**RECORD EXTRACTS**
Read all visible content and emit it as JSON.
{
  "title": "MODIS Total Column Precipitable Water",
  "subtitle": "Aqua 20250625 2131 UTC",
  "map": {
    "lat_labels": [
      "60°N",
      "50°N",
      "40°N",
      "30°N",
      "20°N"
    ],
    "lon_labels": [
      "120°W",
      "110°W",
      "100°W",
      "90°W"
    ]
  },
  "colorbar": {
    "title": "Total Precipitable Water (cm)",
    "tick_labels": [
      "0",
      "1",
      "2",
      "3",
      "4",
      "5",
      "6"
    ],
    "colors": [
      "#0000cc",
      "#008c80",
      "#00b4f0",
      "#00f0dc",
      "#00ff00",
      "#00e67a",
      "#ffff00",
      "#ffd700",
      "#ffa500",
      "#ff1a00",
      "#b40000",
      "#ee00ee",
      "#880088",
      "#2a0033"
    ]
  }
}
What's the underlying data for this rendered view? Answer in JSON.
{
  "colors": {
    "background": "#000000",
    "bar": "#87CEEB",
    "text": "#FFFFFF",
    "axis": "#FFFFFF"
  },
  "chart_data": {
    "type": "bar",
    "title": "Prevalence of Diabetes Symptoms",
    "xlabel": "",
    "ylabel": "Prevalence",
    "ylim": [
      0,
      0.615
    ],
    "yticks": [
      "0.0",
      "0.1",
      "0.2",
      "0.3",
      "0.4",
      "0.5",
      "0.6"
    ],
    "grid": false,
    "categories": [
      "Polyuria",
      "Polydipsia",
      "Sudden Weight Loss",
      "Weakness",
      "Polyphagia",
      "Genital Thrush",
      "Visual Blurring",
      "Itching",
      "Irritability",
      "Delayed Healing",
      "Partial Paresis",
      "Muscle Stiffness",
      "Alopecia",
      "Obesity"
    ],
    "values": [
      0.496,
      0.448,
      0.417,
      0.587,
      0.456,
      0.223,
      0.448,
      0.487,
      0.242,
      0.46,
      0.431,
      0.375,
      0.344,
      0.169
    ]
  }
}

**DIRECTION**
Only the lines from the one containing "What's the underlying" to the end of the listing belong in the output, each reproduced exactly.

**EXERCISE ANSWER**
What's the underlying data for this rendered view? Answer in JSON.
{
  "colors": {
    "background": "#000000",
    "bar": "#87CEEB",
    "text": "#FFFFFF",
    "axis": "#FFFFFF"
  },
  "chart_data": {
    "type": "bar",
    "title": "Prevalence of Diabetes Symptoms",
    "xlabel": "",
    "ylabel": "Prevalence",
    "ylim": [
      0,
      0.615
    ],
    "yticks": [
      "0.0",
      "0.1",
      "0.2",
      "0.3",
      "0.4",
      "0.5",
      "0.6"
    ],
    "grid": false,
    "categories": [
      "Polyuria",
      "Polydipsia",
      "Sudden Weight Loss",
      "Weakness",
      "Polyphagia",
      "Genital Thrush",
      "Visual Blurring",
      "Itching",
      "Irritability",
      "Delayed Healing",
      "Partial Paresis",
      "Muscle Stiffness",
      "Alopecia",
      "Obesity"
    ],
    "values": [
      0.496,
      0.448,
      0.417,
      0.587,
      0.456,
      0.223,
      0.448,
      0.487,
      0.242,
      0.46,
      0.431,
      0.375,
      0.344,
      0.169
    ]
  }
}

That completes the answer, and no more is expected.